Stated exercise: Reproduce the lines of the material exactly, excluding every image.

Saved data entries
--

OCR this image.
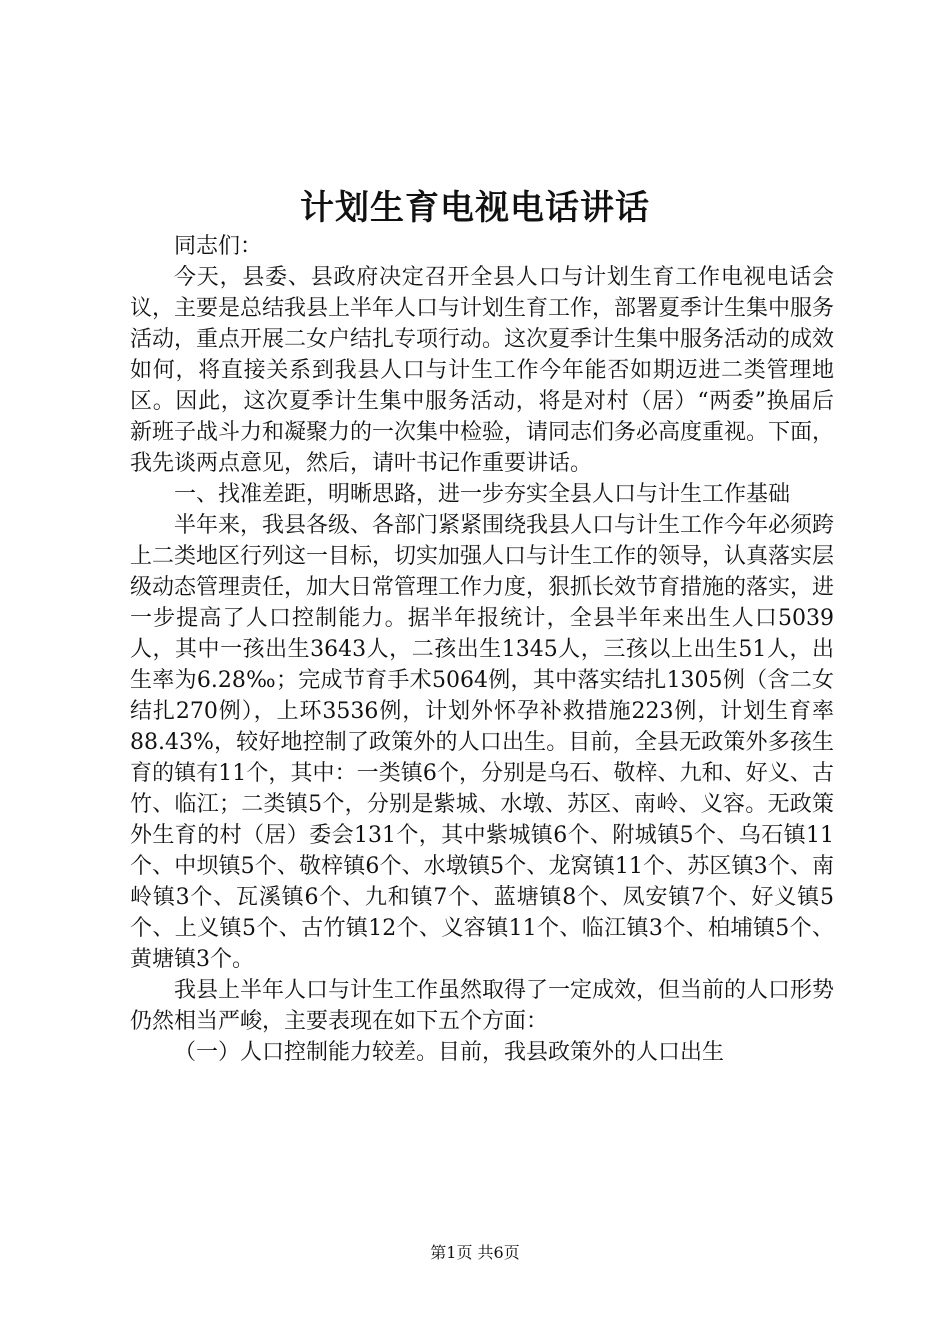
计划生育电视电话讲话

同志们：

今天，县委、县政府决定召开全县人口与计划生育工作电视电话会议，主要是总结我县上半年人口与计划生育工作，部署夏季计生集中服务活动，重点开展二女户结扎专项行动。这次夏季计生集中服务活动的成效如何，将直接关系到我县人口与计生工作今年能否如期迈进二类管理地区。因此，这次夏季计生集中服务活动，将是对村（居）“两委”换届后新班子战斗力和凝聚力的一次集中检验，请同志们务必高度重视。下面，我先谈两点意见，然后，请叶书记作重要讲话。

一、找准差距，明晰思路，进一步夯实全县人口与计生工作基础

半年来，我县各级、各部门紧紧围绕我县人口与计生工作今年必须跨上二类地区行列这一目标，切实加强人口与计生工作的领导，认真落实层级动态管理责任，加大日常管理工作力度，狠抓长效节育措施的落实，进一步提高了人口控制能力。据半年报统计，全县半年来出生人口5039人，其中一孩出生3643人，二孩出生1345人，三孩以上出生51人，出生率为6.28‰；完成节育手术5064例，其中落实结扎1305例（含二女结扎270例），上环3536例，计划外怀孕补救措施223例，计划生育率88.43%，较好地控制了政策外的人口出生。目前，全县无政策外多孩生育的镇有11个，其中：一类镇6个，分别是乌石、敬梓、九和、好义、古竹、临江；二类镇5个，分别是紫城、水墩、苏区、南岭、义容。无政策外生育的村（居）委会131个，其中紫城镇6个、附城镇5个、乌石镇11个、中坝镇5个、敬梓镇6个、水墩镇5个、龙窝镇11个、苏区镇3个、南岭镇3个、瓦溪镇6个、九和镇7个、蓝塘镇8个、凤安镇7个、好义镇5个、上义镇5个、古竹镇12个、义容镇11个、临江镇3个、柏埔镇5个、黄塘镇3个。

我县上半年人口与计生工作虽然取得了一定成效，但当前的人口形势仍然相当严峻，主要表现在如下五个方面：

（一）人口控制能力较差。目前，我县政策外的人口出生

第1页 共6页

--

Output:
OCR this image.
计划生育电视电话讲话

同志们：

今天，县委、县政府决定召开全县人口与计划生育工作电视电话会议，主要是总结我县上半年人口与计划生育工作，部署夏季计生集中服务活动，重点开展二女户结扎专项行动。这次夏季计生集中服务活动的成效如何，将直接关系到我县人口与计生工作今年能否如期迈进二类管理地区。因此，这次夏季计生集中服务活动，将是对村（居）“两委”换届后新班子战斗力和凝聚力的一次集中检验，请同志们务必高度重视。下面，我先谈两点意见，然后，请叶书记作重要讲话。

一、找准差距，明晰思路，进一步夯实全县人口与计生工作基础

半年来，我县各级、各部门紧紧围绕我县人口与计生工作今年必须跨上二类地区行列这一目标，切实加强人口与计生工作的领导，认真落实层级动态管理责任，加大日常管理工作力度，狠抓长效节育措施的落实，进一步提高了人口控制能力。据半年报统计，全县半年来出生人口5039人，其中一孩出生3643人，二孩出生1345人，三孩以上出生51人，出生率为6.28‰；完成节育手术5064例，其中落实结扎1305例（含二女结扎270例），上环3536例，计划外怀孕补救措施223例，计划生育率88.43%，较好地控制了政策外的人口出生。目前，全县无政策外多孩生育的镇有11个，其中：一类镇6个，分别是乌石、敬梓、九和、好义、古竹、临江；二类镇5个，分别是紫城、水墩、苏区、南岭、义容。无政策外生育的村（居）委会131个，其中紫城镇6个、附城镇5个、乌石镇11个、中坝镇5个、敬梓镇6个、水墩镇5个、龙窝镇11个、苏区镇3个、南岭镇3个、瓦溪镇6个、九和镇7个、蓝塘镇8个、凤安镇7个、好义镇5个、上义镇5个、古竹镇12个、义容镇11个、临江镇3个、柏埔镇5个、黄塘镇3个。

我县上半年人口与计生工作虽然取得了一定成效，但当前的人口形势仍然相当严峻，主要表现在如下五个方面：

（一）人口控制能力较差。目前，我县政策外的人口出生

第1页 共6页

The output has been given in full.